• [BRIEF]
Transcribe the material in full. Nothing should differ except that the pictures are left out.
* START AVAILABLE DATA *
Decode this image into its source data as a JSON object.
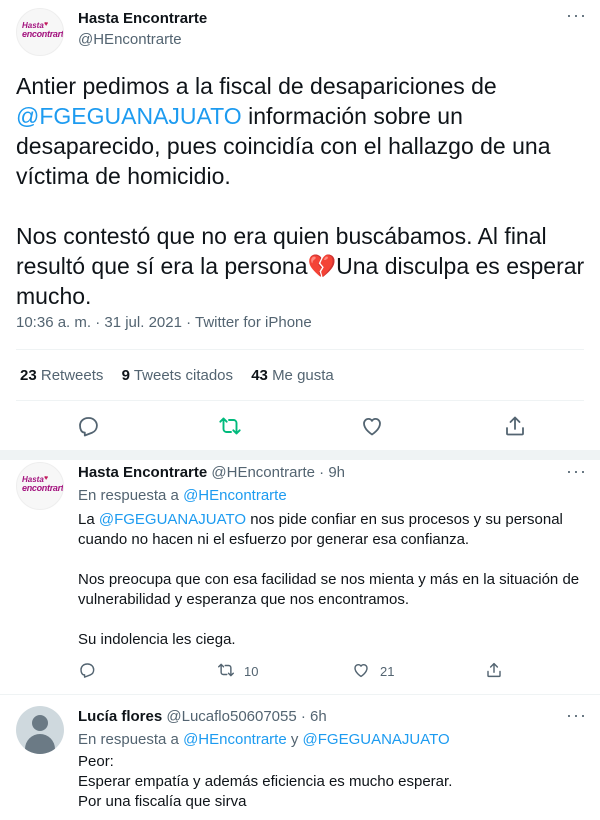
{
  "main_tweet": {
    "display_name": "Hasta Encontrarte",
    "handle": "@HEncontrarte",
    "avatar_text_top": "Hasta",
    "avatar_text_bottom": "encontrarte",
    "text_p1_a": "Antier pedimos a la fiscal de desapariciones de ",
    "text_p1_mention": "@FGEGUANAJUATO",
    "text_p1_b": " información sobre un desaparecido, pues coincidía con el hallazgo de una víctima de homicidio.",
    "text_p2_a": "Nos contestó que no era quien buscábamos. Al final resultó que sí era la persona",
    "text_p2_emoji": "💔",
    "text_p2_b": "Una disculpa es esperar mucho.",
    "meta": "10:36 a. m. · 31 jul. 2021 · Twitter for iPhone",
    "retweets_count": "23",
    "retweets_label": "Retweets",
    "quotes_count": "9",
    "quotes_label": "Tweets citados",
    "likes_count": "43",
    "likes_label": "Me gusta"
  },
  "reply1": {
    "display_name": "Hasta Encontrarte",
    "handle_time": "@HEncontrarte · 9h",
    "reply_to_label": "En respuesta a ",
    "reply_to_mention": "@HEncontrarte",
    "line1_a": "La ",
    "line1_mention": "@FGEGUANAJUATO",
    "line1_b": " nos pide confiar en sus procesos y su personal",
    "line2": "cuando no hacen ni el esfuerzo por generar esa confianza.",
    "line3": "Nos preocupa que con esa facilidad se nos mienta y más en la situación de",
    "line4": "vulnerabilidad y esperanza que nos encontramos.",
    "line5": "Su indolencia les ciega.",
    "retweet_count": "10",
    "like_count": "21"
  },
  "reply2": {
    "display_name": "Lucía flores",
    "handle_time": "@Lucaflo50607055 · 6h",
    "reply_to_label": "En respuesta a ",
    "reply_to_mention1": "@HEncontrarte",
    "reply_to_joiner": " y ",
    "reply_to_mention2": "@FGEGUANAJUATO",
    "line1": "Peor:",
    "line2": "Esperar empatía y además eficiencia es mucho esperar.",
    "line3": "Por una fiscalía que sirva"
  },
  "icons": {
    "reply": "reply-icon",
    "retweet": "retweet-icon",
    "like": "heart-icon",
    "share": "share-icon",
    "more": "more-icon"
  },
  "colors": {
    "link": "#1d9bf0",
    "retweet_active": "#00ba7c",
    "muted": "#536471",
    "brand": "#a3127e"
  }
}
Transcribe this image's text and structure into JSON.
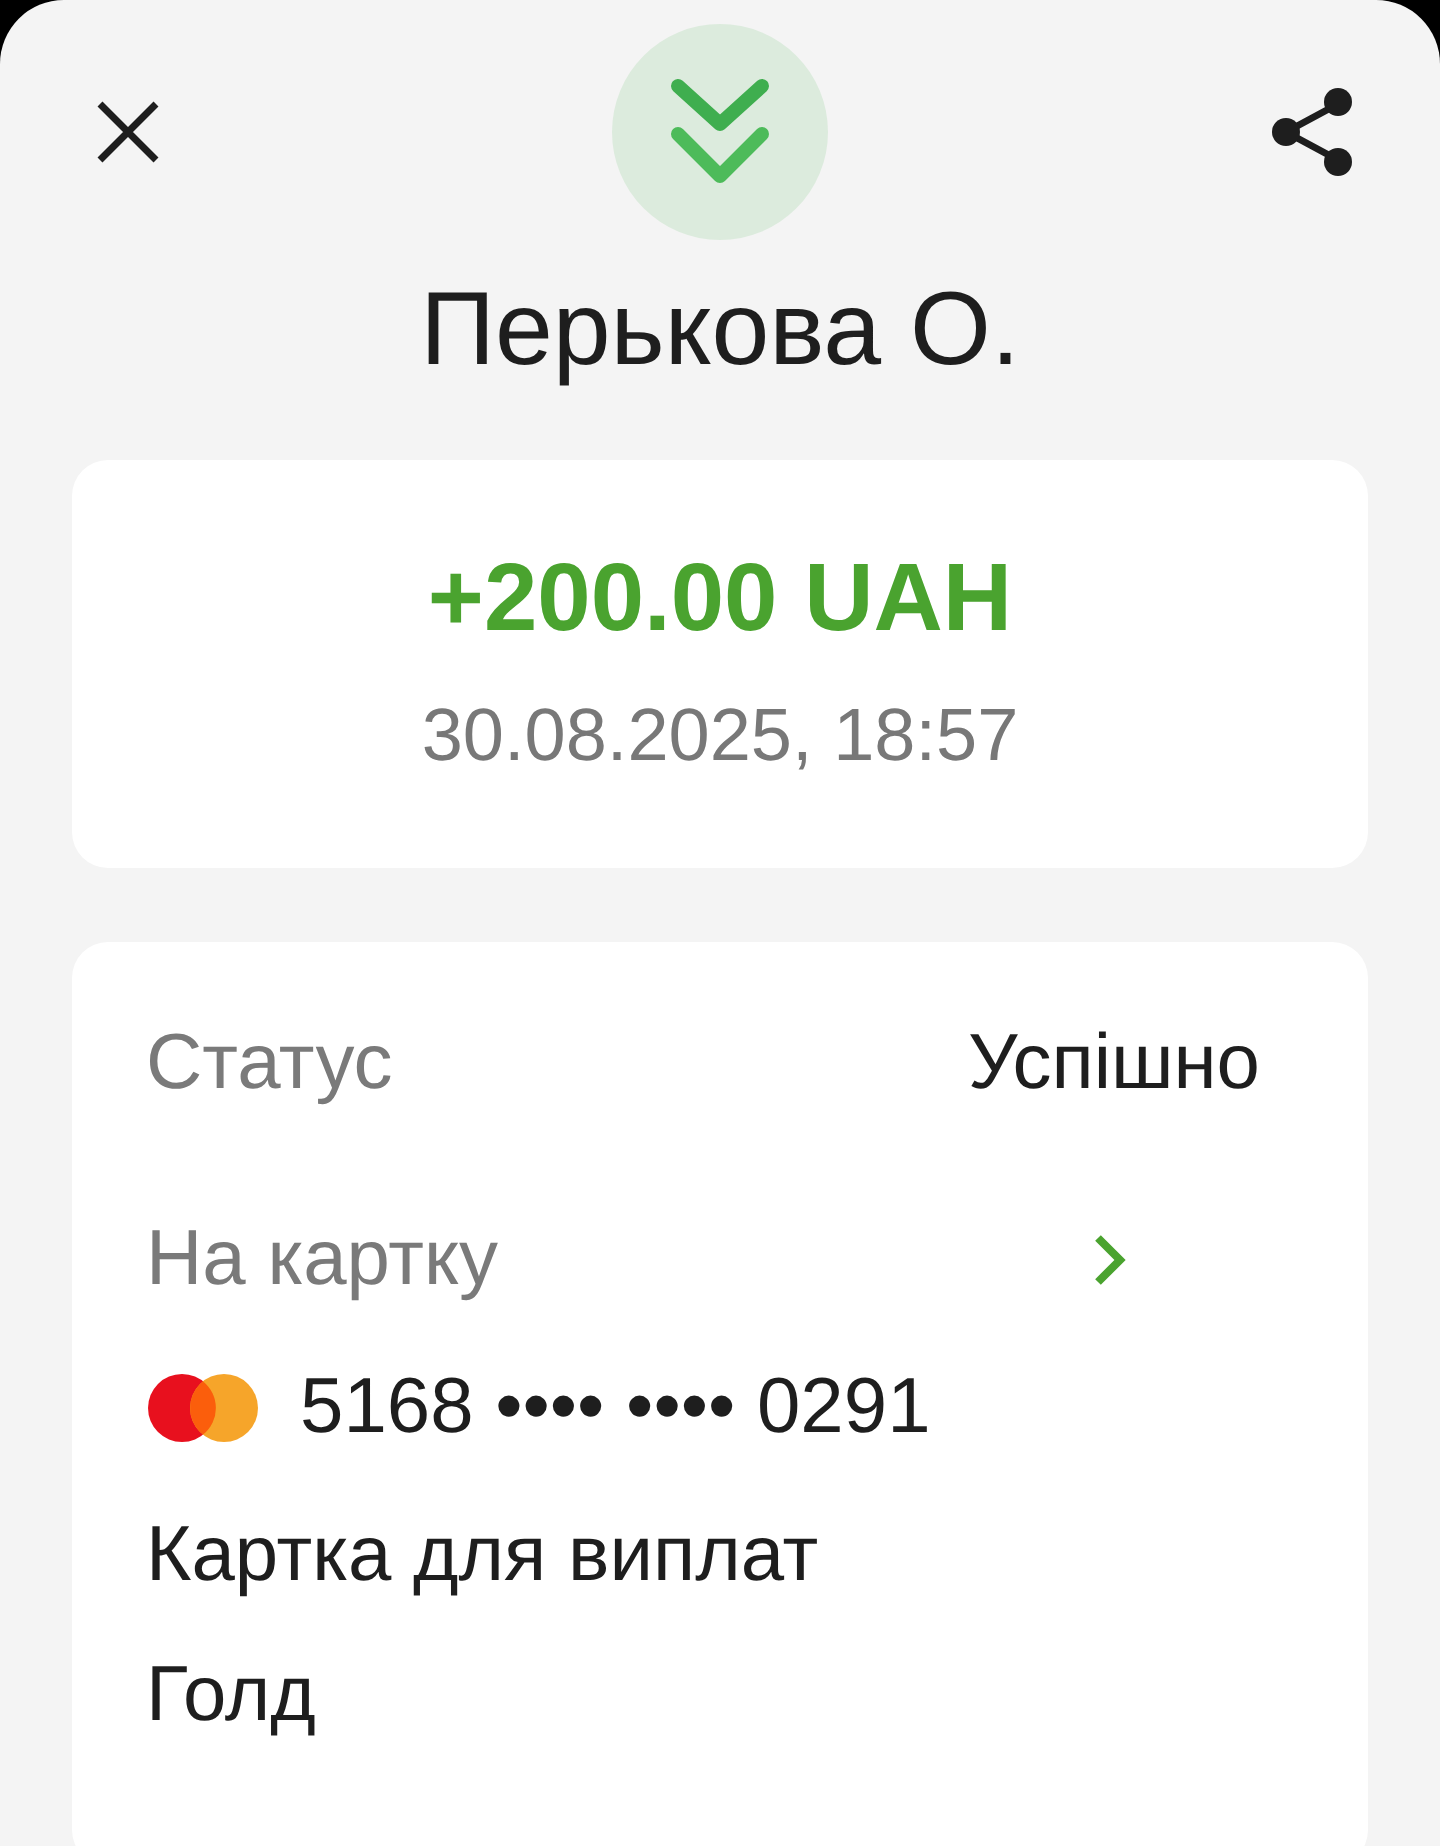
{
  "header": {
    "name": "Перькова О."
  },
  "summary": {
    "amount": "+200.00 UAH",
    "datetime": "30.08.2025, 18:57"
  },
  "details": {
    "status_label": "Статус",
    "status_value": "Успішно",
    "card_label": "На картку",
    "card_number": "5168 •••• •••• 0291",
    "card_name": "Картка для виплат",
    "card_tier": "Голд"
  }
}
* END AVAILABLE DATA *
• [THE COMPLETED TASK]
Decode this image into its source data as a JSON object.
{
  "main_tweet": {
    "display_name": "Hasta Encontrarte",
    "handle": "@HEncontrarte",
    "avatar_text_top": "Hasta",
    "avatar_text_bottom": "encontrarte",
    "text_p1_a": "Antier pedimos a la fiscal de desapariciones de ",
    "text_p1_mention": "@FGEGUANAJUATO",
    "text_p1_b": " información sobre un desaparecido, pues coincidía con el hallazgo de una víctima de homicidio.",
    "text_p2_a": "Nos contestó que no era quien buscábamos. Al final resultó que sí era la persona",
    "text_p2_emoji": "💔",
    "text_p2_b": "Una disculpa es esperar mucho.",
    "meta": "10:36 a. m. · 31 jul. 2021 · Twitter for iPhone",
    "retweets_count": "23",
    "retweets_label": "Retweets",
    "quotes_count": "9",
    "quotes_label": "Tweets citados",
    "likes_count": "43",
    "likes_label": "Me gusta"
  },
  "reply1": {
    "display_name": "Hasta Encontrarte",
    "handle_time": "@HEncontrarte · 9h",
    "reply_to_label": "En respuesta a ",
    "reply_to_mention": "@HEncontrarte",
    "line1_a": "La ",
    "line1_mention": "@FGEGUANAJUATO",
    "line1_b": " nos pide confiar en sus procesos y su personal",
    "line2": "cuando no hacen ni el esfuerzo por generar esa confianza.",
    "line3": "Nos preocupa que con esa facilidad se nos mienta y más en la situación de",
    "line4": "vulnerabilidad y esperanza que nos encontramos.",
    "line5": "Su indolencia les ciega.",
    "retweet_count": "10",
    "like_count": "21"
  },
  "reply2": {
    "display_name": "Lucía flores",
    "handle_time": "@Lucaflo50607055 · 6h",
    "reply_to_label": "En respuesta a ",
    "reply_to_mention1": "@HEncontrarte",
    "reply_to_joiner": " y ",
    "reply_to_mention2": "@FGEGUANAJUATO",
    "line1": "Peor:",
    "line2": "Esperar empatía y además eficiencia es mucho esperar.",
    "line3": "Por una fiscalía que sirva"
  },
  "icons": {
    "reply": "reply-icon",
    "retweet": "retweet-icon",
    "like": "heart-icon",
    "share": "share-icon",
    "more": "more-icon"
  },
  "colors": {
    "link": "#1d9bf0",
    "retweet_active": "#00ba7c",
    "muted": "#536471",
    "brand": "#a3127e"
  }
}
Transcribe this image's text and structure into JSON.
{
  "header": {
    "name": "Перькова О."
  },
  "summary": {
    "amount": "+200.00 UAH",
    "datetime": "30.08.2025, 18:57"
  },
  "details": {
    "status_label": "Статус",
    "status_value": "Успішно",
    "card_label": "На картку",
    "card_number": "5168 •••• •••• 0291",
    "card_name": "Картка для виплат",
    "card_tier": "Голд"
  }
}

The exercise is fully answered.